[Box coordinate listings]

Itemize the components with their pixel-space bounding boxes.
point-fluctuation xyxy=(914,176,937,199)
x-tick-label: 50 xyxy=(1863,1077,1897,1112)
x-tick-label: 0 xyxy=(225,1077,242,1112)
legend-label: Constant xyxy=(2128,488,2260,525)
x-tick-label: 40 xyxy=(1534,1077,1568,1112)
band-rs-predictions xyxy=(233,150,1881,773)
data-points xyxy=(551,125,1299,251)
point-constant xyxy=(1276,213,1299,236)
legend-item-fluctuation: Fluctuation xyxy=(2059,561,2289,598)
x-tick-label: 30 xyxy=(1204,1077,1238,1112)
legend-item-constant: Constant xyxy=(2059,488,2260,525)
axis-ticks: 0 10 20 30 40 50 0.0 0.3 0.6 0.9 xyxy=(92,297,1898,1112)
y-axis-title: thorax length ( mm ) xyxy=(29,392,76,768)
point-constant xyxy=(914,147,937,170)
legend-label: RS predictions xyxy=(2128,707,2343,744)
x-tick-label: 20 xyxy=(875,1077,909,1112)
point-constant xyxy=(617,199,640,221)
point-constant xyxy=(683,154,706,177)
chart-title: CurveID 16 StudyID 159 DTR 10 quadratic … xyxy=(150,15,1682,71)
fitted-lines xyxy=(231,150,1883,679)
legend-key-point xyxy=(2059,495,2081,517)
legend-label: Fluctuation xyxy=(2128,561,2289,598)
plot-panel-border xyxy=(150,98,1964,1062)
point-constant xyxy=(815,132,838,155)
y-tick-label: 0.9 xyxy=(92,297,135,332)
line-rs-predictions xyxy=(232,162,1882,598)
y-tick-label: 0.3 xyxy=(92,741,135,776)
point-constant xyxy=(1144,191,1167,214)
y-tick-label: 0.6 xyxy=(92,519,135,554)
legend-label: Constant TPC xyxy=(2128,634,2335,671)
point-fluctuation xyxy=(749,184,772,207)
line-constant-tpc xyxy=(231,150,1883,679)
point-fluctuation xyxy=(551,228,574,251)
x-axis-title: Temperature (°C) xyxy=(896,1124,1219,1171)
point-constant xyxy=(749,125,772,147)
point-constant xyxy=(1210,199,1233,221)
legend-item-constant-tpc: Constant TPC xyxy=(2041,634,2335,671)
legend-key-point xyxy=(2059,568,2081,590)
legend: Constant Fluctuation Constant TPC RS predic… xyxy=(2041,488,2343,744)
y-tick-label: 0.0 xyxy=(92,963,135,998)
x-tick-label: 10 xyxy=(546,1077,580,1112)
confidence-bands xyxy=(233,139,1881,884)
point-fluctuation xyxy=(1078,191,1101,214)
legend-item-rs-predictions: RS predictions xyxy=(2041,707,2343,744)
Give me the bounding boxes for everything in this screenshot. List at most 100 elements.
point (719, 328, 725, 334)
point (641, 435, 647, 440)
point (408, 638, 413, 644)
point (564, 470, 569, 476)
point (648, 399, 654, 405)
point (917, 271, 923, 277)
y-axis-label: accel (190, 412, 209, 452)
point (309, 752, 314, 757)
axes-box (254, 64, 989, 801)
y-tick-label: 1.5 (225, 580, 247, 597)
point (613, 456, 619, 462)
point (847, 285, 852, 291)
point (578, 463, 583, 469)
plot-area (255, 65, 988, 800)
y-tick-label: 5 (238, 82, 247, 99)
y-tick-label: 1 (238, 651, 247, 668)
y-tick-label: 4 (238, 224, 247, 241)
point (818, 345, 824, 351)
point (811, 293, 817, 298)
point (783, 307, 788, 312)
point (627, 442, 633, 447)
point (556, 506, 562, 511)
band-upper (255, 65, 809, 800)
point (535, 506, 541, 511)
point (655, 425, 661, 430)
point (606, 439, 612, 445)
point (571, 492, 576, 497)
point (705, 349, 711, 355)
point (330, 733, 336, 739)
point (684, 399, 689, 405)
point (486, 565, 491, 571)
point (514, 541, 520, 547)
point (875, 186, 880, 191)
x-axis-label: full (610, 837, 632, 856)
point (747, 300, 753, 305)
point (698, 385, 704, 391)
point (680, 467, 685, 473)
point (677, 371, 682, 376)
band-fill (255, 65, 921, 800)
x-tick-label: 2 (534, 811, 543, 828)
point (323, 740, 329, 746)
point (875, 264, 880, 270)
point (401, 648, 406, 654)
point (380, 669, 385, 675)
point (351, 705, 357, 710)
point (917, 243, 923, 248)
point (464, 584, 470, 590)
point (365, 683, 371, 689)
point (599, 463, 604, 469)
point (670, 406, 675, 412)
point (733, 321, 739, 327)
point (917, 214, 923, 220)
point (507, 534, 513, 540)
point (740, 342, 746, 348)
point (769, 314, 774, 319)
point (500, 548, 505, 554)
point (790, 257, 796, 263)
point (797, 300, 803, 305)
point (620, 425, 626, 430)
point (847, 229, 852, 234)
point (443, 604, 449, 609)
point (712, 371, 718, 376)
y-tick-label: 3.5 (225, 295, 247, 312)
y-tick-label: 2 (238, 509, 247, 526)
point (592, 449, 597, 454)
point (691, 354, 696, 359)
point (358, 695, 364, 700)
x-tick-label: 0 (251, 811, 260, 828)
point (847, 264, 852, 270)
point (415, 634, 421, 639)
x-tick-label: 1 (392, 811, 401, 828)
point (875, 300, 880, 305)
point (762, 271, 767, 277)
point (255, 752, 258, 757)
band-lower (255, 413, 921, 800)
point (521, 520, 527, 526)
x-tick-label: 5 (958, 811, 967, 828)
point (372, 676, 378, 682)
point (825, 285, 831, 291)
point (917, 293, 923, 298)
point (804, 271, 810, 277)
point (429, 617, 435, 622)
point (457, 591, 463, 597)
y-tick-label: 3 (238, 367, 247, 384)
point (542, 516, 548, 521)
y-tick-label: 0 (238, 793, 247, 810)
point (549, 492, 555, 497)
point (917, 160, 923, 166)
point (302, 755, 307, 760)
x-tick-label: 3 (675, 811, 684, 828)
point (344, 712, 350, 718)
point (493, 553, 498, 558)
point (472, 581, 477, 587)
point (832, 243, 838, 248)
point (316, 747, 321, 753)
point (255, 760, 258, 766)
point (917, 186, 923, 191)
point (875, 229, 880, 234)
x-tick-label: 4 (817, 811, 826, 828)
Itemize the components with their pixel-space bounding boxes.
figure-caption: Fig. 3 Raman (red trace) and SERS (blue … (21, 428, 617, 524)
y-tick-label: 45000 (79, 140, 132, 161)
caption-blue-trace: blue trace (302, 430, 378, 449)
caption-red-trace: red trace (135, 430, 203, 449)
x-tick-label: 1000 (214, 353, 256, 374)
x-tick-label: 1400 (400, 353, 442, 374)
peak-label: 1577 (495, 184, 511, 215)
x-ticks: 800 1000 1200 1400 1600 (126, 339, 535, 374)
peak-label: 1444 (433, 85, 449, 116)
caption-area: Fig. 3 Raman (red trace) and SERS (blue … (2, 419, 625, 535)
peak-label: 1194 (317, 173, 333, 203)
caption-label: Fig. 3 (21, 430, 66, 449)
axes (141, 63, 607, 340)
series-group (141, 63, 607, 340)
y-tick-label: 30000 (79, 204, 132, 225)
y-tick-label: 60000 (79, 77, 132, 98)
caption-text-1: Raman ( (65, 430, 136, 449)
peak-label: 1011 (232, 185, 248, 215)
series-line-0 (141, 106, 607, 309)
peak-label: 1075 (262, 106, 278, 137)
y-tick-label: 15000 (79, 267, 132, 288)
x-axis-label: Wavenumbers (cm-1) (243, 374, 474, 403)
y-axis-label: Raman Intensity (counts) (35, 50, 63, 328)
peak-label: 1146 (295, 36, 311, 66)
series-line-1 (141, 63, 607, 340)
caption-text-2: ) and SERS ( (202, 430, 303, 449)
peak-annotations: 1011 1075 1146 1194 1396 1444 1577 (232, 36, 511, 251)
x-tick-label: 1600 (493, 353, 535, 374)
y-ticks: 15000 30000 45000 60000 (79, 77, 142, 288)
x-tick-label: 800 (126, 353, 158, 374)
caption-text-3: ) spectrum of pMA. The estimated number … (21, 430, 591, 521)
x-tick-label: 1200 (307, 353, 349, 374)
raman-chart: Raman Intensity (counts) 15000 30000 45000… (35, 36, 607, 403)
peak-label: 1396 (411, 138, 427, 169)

■ WORK REQUIRED: Revise the entries from the start through the line containing "point (641, 435, 647, 440)", changing "thorax length" to "body length" and leaving everything else unchanged.

■ WRITTEN REPLY:
Itemize the components with their pixel-space bounding boxes.
point-fluctuation xyxy=(914,176,937,199)
x-tick-label: 50 xyxy=(1863,1077,1897,1112)
x-tick-label: 0 xyxy=(225,1077,242,1112)
legend-label: Constant xyxy=(2128,488,2260,525)
x-tick-label: 40 xyxy=(1534,1077,1568,1112)
band-rs-predictions xyxy=(233,150,1881,773)
data-points xyxy=(551,125,1299,251)
point-constant xyxy=(1276,213,1299,236)
legend-item-fluctuation: Fluctuation xyxy=(2059,561,2289,598)
x-tick-label: 30 xyxy=(1204,1077,1238,1112)
legend-item-constant: Constant xyxy=(2059,488,2260,525)
axis-ticks: 0 10 20 30 40 50 0.0 0.3 0.6 0.9 xyxy=(92,297,1898,1112)
y-axis-title: body length ( mm ) xyxy=(29,392,76,768)
point-constant xyxy=(914,147,937,170)
legend-label: RS predictions xyxy=(2128,707,2343,744)
x-tick-label: 20 xyxy=(875,1077,909,1112)
point-constant xyxy=(617,199,640,221)
point-constant xyxy=(683,154,706,177)
chart-title: CurveID 16 StudyID 159 DTR 10 quadratic … xyxy=(150,15,1682,71)
fitted-lines xyxy=(231,150,1883,679)
legend-key-point xyxy=(2059,495,2081,517)
legend-label: Fluctuation xyxy=(2128,561,2289,598)
plot-panel-border xyxy=(150,98,1964,1062)
point-constant xyxy=(815,132,838,155)
y-tick-label: 0.9 xyxy=(92,297,135,332)
line-rs-predictions xyxy=(232,162,1882,598)
y-tick-label: 0.3 xyxy=(92,741,135,776)
point-constant xyxy=(1144,191,1167,214)
y-tick-label: 0.6 xyxy=(92,519,135,554)
legend-label: Constant TPC xyxy=(2128,634,2335,671)
point-fluctuation xyxy=(749,184,772,207)
line-constant-tpc xyxy=(231,150,1883,679)
point-fluctuation xyxy=(551,228,574,251)
x-axis-title: Temperature (°C) xyxy=(896,1124,1219,1171)
point-constant xyxy=(749,125,772,147)
point-constant xyxy=(1210,199,1233,221)
legend-item-constant-tpc: Constant TPC xyxy=(2041,634,2335,671)
legend-key-point xyxy=(2059,568,2081,590)
legend: Constant Fluctuation Constant TPC RS predic… xyxy=(2041,488,2343,744)
y-tick-label: 0.0 xyxy=(92,963,135,998)
x-tick-label: 10 xyxy=(546,1077,580,1112)
confidence-bands xyxy=(233,139,1881,884)
point-fluctuation xyxy=(1078,191,1101,214)
legend-item-rs-predictions: RS predictions xyxy=(2041,707,2343,744)
Give me the bounding boxes for everything in this screenshot. List at most 100 elements.
point (719, 328, 725, 334)
point (641, 435, 647, 440)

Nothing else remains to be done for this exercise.